→ **Problem**
Of the lines in the records that follow, how many include the word "sociedades"? Answer with a bare number.

→ **Dataset**
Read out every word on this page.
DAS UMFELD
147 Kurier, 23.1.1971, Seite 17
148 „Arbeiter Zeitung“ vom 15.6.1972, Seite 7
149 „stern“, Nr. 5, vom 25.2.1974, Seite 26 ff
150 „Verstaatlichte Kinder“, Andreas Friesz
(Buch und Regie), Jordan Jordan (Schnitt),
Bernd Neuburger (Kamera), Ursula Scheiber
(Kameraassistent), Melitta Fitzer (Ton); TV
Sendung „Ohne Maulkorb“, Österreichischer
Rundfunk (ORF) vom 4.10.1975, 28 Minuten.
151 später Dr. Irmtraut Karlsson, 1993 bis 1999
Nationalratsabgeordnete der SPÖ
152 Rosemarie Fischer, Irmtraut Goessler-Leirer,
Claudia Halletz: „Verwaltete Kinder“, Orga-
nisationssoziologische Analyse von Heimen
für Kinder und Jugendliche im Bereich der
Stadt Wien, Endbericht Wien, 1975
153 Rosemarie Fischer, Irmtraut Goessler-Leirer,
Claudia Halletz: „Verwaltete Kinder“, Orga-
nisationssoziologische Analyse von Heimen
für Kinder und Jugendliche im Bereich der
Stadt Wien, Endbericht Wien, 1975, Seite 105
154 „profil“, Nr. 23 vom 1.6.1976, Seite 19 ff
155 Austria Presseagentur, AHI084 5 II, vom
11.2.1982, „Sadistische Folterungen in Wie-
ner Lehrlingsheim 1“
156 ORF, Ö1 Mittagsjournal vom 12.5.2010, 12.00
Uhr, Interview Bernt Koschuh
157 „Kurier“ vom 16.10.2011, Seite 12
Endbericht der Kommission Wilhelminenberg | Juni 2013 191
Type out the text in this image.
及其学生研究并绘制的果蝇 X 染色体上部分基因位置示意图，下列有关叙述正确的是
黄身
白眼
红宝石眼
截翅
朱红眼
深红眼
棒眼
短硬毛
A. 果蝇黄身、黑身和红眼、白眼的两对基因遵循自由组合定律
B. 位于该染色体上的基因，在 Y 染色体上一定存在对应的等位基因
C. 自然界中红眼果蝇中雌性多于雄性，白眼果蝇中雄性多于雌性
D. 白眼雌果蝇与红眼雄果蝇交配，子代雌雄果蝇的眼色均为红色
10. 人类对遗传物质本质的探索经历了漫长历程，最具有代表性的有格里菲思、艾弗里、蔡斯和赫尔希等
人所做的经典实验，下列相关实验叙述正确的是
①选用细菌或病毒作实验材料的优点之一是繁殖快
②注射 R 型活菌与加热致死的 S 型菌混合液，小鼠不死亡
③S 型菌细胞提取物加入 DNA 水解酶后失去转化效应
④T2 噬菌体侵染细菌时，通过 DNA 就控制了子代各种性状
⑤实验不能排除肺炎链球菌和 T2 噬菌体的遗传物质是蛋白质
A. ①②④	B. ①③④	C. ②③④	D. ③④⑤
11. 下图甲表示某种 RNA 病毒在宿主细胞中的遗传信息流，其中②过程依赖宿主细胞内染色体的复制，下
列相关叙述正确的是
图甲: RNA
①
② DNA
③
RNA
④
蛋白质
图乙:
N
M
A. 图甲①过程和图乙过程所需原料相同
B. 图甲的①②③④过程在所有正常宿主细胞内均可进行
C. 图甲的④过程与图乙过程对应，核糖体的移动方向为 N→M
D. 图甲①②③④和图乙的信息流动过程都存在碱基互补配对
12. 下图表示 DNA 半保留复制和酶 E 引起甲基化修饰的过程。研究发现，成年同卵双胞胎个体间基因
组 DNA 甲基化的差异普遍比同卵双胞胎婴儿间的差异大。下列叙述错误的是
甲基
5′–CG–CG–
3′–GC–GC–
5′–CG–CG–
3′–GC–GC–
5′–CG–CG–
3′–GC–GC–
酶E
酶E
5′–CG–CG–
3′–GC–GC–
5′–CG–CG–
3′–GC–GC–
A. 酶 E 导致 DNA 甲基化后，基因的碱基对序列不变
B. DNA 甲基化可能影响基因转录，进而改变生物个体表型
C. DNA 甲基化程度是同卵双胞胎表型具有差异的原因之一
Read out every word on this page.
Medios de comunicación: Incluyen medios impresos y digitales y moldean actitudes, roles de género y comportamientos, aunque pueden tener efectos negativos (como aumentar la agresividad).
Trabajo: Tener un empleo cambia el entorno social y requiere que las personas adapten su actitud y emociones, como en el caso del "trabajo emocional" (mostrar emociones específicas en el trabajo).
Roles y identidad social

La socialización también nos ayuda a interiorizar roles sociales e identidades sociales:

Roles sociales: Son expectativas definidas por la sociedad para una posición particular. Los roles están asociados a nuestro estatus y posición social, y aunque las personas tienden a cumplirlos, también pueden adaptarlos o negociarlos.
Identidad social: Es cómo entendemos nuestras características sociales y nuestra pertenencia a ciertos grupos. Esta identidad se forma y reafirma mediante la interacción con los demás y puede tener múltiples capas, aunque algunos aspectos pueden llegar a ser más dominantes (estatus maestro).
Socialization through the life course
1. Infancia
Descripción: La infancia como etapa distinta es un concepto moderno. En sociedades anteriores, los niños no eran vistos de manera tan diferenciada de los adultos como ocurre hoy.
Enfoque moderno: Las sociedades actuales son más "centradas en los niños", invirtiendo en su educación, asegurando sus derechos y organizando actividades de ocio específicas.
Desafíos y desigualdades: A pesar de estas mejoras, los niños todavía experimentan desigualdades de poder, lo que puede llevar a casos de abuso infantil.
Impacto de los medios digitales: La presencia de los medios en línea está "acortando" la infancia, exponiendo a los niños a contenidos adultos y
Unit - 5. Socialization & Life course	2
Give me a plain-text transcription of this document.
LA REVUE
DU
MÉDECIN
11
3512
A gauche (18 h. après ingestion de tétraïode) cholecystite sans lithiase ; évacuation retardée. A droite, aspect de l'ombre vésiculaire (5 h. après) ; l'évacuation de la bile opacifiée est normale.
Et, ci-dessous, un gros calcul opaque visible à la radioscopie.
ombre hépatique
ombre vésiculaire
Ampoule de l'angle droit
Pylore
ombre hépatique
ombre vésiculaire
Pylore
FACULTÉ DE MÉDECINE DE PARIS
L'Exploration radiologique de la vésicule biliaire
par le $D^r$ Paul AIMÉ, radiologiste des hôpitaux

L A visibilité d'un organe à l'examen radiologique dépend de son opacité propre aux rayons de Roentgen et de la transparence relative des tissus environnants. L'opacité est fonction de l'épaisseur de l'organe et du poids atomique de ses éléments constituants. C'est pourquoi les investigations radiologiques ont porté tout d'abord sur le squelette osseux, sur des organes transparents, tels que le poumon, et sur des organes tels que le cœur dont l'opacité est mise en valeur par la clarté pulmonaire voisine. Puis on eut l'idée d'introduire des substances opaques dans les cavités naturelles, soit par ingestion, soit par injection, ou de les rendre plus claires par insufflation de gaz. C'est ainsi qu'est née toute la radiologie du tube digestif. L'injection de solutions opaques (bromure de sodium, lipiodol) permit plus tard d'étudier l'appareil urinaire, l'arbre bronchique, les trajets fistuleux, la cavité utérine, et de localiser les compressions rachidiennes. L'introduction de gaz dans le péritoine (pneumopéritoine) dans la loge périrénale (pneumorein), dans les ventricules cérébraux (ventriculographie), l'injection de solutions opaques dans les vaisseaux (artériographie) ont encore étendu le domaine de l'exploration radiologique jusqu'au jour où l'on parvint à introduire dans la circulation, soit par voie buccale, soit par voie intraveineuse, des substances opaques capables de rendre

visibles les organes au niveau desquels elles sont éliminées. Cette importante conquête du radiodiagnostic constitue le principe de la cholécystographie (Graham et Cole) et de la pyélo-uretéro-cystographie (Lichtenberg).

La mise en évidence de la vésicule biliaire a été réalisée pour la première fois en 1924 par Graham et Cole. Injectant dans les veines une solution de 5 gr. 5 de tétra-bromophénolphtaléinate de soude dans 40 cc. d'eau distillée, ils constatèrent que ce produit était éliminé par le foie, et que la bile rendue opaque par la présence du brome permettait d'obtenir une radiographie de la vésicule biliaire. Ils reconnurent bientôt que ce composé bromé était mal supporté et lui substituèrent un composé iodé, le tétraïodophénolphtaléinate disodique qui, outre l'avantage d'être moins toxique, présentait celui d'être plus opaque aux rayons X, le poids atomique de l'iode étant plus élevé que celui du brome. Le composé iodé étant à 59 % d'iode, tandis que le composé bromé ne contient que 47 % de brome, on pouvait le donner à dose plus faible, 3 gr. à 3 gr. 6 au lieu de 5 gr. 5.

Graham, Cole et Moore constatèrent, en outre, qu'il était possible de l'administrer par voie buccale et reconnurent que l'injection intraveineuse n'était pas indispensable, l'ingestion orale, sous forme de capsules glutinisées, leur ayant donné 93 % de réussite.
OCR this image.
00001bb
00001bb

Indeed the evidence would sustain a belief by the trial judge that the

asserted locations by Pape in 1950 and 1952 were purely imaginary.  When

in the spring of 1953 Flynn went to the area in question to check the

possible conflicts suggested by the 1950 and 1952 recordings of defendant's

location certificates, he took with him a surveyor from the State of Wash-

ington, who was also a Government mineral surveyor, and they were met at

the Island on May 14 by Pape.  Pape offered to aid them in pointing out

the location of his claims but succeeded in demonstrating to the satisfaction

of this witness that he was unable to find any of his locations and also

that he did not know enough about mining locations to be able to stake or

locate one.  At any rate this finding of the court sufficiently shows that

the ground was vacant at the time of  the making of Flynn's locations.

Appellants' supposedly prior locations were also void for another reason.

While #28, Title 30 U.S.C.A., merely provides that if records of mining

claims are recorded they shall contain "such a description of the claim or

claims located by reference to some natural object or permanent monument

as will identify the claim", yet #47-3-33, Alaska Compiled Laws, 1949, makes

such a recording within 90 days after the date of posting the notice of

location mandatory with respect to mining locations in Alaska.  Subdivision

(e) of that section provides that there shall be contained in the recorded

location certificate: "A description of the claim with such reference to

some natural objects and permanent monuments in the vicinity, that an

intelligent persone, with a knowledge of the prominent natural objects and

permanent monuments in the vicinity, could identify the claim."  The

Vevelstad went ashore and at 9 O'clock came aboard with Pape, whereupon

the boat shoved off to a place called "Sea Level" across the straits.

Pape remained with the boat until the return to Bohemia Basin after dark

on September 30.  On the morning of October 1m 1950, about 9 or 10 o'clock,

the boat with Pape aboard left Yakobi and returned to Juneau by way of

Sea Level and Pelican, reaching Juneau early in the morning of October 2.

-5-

→ **Answer to the problem**
2